-- START Text --

Books

Harvey Cox wants to save the market’s soul

If corporations are people, can they be redeemed?

In his explanation of the first article of the creed, Martin Luther wrote that a god is that from which we expect all good things and to which we take refuge in times of trouble. Although he does not include Luther’s aphorism in his new book, Harvey Cox makes it clear that the market economy has become our god in Luther’s sense. Cox takes his inspiration from (and dedicates the book to) Pope Francis, who in Evangelii gaudium spoke of the return of Golden Calf idolatry to our world today, in the form of the worship of money and the deification of the market.

Cox, who teaches at Harvard Divinity School, has reflected in a timely fashion on American culture throughout his long career: I first read his best-selling The Secular City in 1965. This new book, which offers theological perspectives on the market economy, would have been timely at any point in the last quarter century. But it is critically important today, when American society is fully encompassed in the market and every individual’s life depends on the market’s behavior.

Cox’s method employs the history of biblical and religious images to interpret the business world. While the bulk of the book contains historical material, it concludes with proposals for reforming the market. It reminds me of Karl Barth’s urging us to read the Bible in one hand with the daily newspaper in the other. In fact, as Cox prepared to write this book he followed a friend’s advice that he begin his newspaper reading with the business section. He recognized that the business pages were in themselves a theologically charged domain begging for interpretation.

-- END Text --
-- START Items --

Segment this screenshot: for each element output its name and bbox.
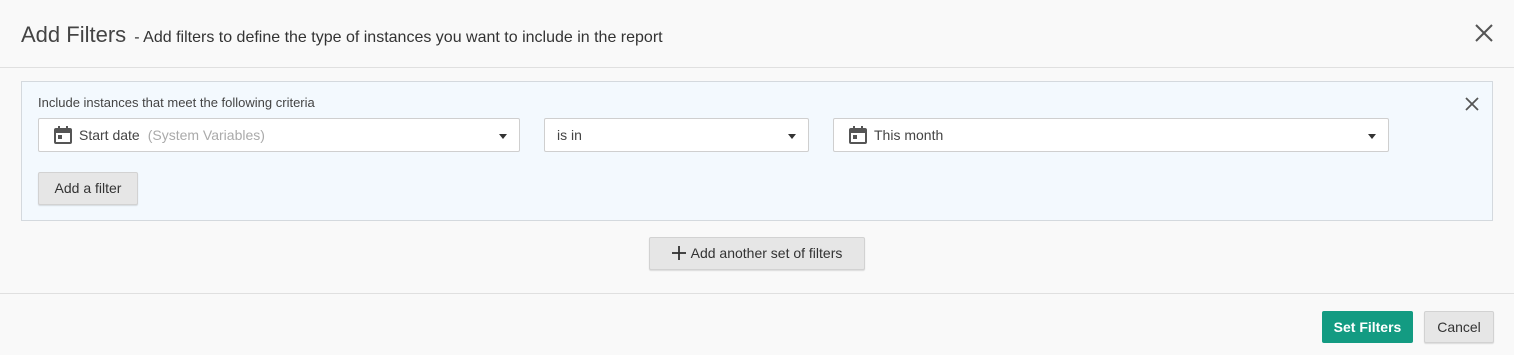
cancel-button[interactable]: Cancel [1424,311,1494,343]
criteria-label: Include instances that meet the followin… [38,95,315,110]
modal-subtitle: - Add filters to define the type of inst… [134,29,663,46]
add-filter-button[interactable]: Add a filter [38,172,138,205]
set-filters-button[interactable]: Set Filters [1322,311,1413,343]
plus-icon [671,245,686,260]
calendar-icon [54,126,72,144]
value-select[interactable]: This month [833,118,1389,152]
add-filter-set-label: Add another set of filters [690,245,843,261]
remove-filter-set-icon[interactable] [1464,96,1480,112]
value-select-value: This month [874,127,944,143]
filter-set-panel: Include instances that meet the followin… [21,81,1493,221]
calendar-icon [849,126,867,144]
operator-select-value: is in [557,127,582,143]
close-icon[interactable] [1473,22,1495,44]
chevron-down-icon [1368,134,1376,139]
modal-header: Add Filters - Add filters to define the … [0,0,1514,68]
modal-title: Add Filters - Add filters to define the … [21,22,663,48]
modal-title-text: Add Filters [21,22,127,47]
modal-footer: Set Filters Cancel [0,293,1514,355]
operator-select[interactable]: is in [544,118,809,152]
chevron-down-icon [499,134,507,139]
field-select[interactable]: Start date (System Variables) [38,118,520,152]
add-filter-set-button[interactable]: Add another set of filters [649,237,865,270]
chevron-down-icon [788,134,796,139]
field-select-value: Start date [79,127,140,143]
field-select-hint: (System Variables) [147,127,265,143]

-- END Items --

__Tasks__.
**1)** Using the book review, decide whether each statement agrees with it, answering yes or no and quoting the deciding words: (a) Cox teaches at Harvard Divinity School. (b) Cox includes Luther's aphorism in his new book. (c) Cox dedicates the book to Pope Francis.
**2)** In the entries, swap "instances" for "records" in everything from the line containing "cancel-button[interactable]: Cancel [1424,311,1494,343]" down to the line containing "add-filter-button[interactable]: Add a", changing nothing else, and return only those lines.

__Answers to the exercises__.
**1)**
(a) Yes: "Cox, who teaches at Harvard Divinity School"
(b) No: "Although he does not include Luther’s aphorism in his new book"
(c) Yes: "Cox takes his inspiration from (and dedicates the book to) Pope Francis"

**2)**
cancel-button[interactable]: Cancel [1424,311,1494,343]
criteria-label: Include records that meet the followin… [38,95,315,110]
modal-subtitle: - Add filters to define the type of inst… [134,29,663,46]
add-filter-button[interactable]: Add a filter [38,172,138,205]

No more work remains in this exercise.